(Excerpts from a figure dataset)
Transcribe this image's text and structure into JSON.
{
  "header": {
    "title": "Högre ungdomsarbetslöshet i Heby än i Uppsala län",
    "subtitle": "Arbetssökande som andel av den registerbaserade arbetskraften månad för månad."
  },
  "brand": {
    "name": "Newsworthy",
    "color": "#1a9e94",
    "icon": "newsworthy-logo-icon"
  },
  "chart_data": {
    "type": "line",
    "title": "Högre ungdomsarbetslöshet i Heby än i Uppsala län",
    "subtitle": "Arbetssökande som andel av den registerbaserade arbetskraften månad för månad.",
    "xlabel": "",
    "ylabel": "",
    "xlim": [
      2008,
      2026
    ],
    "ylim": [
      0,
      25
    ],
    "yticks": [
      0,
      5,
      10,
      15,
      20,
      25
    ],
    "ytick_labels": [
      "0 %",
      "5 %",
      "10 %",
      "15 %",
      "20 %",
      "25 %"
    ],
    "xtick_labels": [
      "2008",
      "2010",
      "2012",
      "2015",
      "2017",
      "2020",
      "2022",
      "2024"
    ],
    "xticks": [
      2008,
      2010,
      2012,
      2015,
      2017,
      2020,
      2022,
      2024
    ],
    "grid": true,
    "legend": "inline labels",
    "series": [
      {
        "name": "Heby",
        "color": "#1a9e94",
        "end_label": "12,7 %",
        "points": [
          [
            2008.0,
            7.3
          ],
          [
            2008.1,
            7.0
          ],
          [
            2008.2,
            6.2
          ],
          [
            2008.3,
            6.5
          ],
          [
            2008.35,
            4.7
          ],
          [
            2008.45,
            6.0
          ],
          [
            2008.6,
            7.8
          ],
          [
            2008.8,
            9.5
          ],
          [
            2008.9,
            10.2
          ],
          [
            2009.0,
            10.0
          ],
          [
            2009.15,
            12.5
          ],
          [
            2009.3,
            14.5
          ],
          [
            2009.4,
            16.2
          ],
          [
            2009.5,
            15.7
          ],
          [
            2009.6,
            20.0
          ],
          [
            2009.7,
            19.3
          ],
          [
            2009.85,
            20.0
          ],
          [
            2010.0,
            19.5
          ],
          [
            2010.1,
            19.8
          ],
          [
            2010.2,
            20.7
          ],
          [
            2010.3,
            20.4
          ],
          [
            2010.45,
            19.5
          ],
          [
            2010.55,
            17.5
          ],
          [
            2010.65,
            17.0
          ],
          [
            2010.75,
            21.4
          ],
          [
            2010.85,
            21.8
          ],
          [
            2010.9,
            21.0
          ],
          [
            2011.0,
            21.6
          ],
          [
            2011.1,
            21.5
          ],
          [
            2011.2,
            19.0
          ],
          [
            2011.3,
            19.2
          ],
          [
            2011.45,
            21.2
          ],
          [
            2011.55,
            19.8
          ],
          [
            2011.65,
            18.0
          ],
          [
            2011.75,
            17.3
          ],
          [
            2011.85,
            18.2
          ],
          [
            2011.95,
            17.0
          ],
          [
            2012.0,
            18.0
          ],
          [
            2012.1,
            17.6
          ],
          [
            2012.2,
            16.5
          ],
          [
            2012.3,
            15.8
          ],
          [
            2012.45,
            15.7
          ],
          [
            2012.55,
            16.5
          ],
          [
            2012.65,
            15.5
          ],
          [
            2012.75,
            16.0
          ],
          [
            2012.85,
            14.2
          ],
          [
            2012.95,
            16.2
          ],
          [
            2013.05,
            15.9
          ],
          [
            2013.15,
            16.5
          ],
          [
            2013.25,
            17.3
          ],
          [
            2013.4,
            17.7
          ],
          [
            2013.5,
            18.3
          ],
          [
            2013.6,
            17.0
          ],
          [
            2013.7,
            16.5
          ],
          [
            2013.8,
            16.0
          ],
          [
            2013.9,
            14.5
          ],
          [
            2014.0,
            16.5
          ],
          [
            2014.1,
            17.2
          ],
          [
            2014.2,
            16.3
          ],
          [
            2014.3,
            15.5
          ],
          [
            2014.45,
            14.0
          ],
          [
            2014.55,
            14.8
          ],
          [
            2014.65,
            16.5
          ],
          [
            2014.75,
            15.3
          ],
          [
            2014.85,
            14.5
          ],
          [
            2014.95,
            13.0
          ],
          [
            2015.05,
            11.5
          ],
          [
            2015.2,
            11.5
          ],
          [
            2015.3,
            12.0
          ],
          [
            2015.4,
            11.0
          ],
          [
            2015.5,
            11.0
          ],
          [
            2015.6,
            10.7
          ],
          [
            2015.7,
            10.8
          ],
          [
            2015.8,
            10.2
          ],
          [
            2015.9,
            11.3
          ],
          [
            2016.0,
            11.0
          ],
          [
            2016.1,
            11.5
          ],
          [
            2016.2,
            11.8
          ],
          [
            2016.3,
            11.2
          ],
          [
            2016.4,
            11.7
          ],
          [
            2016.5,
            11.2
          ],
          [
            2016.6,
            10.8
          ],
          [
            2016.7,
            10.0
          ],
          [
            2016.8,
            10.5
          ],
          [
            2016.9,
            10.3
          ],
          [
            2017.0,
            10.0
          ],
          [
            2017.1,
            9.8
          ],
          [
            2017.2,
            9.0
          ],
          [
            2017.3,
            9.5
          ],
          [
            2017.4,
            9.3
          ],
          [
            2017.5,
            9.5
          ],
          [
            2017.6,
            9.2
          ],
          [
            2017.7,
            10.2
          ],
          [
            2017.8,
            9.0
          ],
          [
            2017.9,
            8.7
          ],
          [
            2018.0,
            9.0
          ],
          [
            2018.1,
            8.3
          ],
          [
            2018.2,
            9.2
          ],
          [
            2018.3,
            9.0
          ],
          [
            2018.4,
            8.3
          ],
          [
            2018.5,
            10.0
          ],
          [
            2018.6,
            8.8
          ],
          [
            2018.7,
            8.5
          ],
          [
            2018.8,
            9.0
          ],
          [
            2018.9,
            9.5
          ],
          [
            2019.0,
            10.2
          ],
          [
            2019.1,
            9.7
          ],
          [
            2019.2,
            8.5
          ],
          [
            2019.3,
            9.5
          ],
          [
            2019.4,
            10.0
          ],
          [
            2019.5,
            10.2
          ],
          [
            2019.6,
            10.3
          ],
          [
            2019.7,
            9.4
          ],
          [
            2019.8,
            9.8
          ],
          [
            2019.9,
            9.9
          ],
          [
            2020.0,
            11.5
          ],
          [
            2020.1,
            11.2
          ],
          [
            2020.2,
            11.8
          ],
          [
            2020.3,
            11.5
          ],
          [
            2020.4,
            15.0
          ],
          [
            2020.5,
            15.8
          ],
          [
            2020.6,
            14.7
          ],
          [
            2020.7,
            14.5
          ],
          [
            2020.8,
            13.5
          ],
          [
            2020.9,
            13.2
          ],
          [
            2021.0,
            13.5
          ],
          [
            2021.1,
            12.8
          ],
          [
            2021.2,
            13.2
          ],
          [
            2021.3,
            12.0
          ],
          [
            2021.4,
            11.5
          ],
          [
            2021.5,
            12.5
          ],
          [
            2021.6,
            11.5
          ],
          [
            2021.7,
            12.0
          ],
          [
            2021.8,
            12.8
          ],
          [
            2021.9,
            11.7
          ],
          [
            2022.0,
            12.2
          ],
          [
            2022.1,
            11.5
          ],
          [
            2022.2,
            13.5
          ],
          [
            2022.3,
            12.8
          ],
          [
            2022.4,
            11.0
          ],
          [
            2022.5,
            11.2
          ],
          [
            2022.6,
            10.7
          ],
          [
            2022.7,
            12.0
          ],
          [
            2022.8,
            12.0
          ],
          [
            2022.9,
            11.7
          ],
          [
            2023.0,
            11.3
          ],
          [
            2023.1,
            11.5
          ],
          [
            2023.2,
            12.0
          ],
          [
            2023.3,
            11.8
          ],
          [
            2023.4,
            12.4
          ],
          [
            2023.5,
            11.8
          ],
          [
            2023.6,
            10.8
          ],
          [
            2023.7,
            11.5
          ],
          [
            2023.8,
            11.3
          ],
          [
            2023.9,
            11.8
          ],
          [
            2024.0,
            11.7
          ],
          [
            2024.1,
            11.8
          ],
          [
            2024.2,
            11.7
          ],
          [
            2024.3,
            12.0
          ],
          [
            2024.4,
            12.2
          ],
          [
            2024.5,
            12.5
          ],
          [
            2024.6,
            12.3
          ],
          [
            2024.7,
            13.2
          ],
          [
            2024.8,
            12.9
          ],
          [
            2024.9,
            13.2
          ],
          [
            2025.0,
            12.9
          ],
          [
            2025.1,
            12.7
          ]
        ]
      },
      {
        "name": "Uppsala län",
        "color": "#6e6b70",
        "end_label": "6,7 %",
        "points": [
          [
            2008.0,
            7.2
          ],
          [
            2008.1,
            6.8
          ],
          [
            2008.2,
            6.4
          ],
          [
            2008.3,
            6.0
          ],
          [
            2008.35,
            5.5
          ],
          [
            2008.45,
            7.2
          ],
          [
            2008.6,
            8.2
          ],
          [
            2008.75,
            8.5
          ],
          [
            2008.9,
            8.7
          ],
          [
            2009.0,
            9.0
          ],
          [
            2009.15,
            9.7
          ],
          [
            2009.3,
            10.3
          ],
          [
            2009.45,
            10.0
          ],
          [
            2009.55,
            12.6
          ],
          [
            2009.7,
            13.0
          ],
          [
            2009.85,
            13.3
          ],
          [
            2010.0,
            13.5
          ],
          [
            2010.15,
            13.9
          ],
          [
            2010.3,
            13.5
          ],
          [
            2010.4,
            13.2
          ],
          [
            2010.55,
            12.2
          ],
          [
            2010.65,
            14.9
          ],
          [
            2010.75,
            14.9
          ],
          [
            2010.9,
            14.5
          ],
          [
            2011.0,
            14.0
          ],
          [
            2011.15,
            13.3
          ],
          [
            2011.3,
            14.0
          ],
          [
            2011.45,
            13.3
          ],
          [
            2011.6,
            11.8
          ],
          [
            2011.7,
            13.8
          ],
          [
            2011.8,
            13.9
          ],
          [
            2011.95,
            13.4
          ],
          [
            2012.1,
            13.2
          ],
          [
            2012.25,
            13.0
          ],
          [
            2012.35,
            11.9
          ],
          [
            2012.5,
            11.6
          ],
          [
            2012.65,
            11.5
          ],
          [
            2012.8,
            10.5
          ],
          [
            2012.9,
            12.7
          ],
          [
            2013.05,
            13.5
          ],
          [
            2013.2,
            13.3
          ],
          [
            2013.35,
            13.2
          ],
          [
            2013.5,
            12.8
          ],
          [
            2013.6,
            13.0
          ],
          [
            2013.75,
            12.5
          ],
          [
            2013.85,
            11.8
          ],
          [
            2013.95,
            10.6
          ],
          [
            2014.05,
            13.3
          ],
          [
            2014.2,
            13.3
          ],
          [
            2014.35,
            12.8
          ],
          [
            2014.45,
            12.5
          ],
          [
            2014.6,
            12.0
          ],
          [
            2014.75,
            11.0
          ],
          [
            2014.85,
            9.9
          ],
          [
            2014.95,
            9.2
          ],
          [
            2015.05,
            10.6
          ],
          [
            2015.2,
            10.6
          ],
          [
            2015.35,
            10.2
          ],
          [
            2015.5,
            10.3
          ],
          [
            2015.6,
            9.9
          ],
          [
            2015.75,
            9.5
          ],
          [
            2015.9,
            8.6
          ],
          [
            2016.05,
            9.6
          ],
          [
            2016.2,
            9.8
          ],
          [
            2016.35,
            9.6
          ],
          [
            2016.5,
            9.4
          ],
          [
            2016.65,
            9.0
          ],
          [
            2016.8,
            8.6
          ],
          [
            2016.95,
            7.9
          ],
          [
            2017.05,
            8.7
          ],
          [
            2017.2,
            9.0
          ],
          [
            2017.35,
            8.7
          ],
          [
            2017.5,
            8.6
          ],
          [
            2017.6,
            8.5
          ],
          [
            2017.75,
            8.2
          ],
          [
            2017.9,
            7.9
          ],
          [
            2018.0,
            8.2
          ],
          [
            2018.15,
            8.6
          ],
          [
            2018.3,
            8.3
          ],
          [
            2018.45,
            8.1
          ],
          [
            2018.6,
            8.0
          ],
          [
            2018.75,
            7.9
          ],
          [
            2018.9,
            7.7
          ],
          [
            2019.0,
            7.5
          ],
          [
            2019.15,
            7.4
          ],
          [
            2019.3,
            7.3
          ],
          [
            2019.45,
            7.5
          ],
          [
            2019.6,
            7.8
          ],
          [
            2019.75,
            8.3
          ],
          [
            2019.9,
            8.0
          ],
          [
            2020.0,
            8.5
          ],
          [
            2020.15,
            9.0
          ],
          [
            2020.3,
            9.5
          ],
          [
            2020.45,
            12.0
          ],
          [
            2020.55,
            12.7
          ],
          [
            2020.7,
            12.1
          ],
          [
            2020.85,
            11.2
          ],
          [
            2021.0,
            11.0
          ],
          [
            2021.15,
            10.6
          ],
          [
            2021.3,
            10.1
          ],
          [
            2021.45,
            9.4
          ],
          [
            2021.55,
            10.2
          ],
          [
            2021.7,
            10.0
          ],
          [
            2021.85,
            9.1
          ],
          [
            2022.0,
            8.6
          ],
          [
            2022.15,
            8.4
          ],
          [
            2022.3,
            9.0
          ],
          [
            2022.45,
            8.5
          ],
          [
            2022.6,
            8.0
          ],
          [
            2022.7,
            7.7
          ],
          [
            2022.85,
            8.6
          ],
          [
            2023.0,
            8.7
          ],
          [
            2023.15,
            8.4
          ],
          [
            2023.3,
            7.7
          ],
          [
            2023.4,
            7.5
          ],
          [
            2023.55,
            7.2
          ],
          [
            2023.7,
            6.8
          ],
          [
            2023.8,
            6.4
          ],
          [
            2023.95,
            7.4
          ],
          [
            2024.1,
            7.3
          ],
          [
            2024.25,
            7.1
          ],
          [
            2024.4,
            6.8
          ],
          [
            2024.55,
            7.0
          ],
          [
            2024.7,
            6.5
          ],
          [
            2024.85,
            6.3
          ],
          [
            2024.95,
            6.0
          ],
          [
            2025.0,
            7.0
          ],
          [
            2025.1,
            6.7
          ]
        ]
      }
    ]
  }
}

* [What you should do] Identify every line above with the string "subtitle" in it. Copy those lines.

* [Result of this exercise]
    "subtitle": "Arbetssökande som andel av den registerbaserade arbetskraften månad för månad."
    "subtitle": "Arbetssökande som andel av den registerbaserade arbetskraften månad för månad.",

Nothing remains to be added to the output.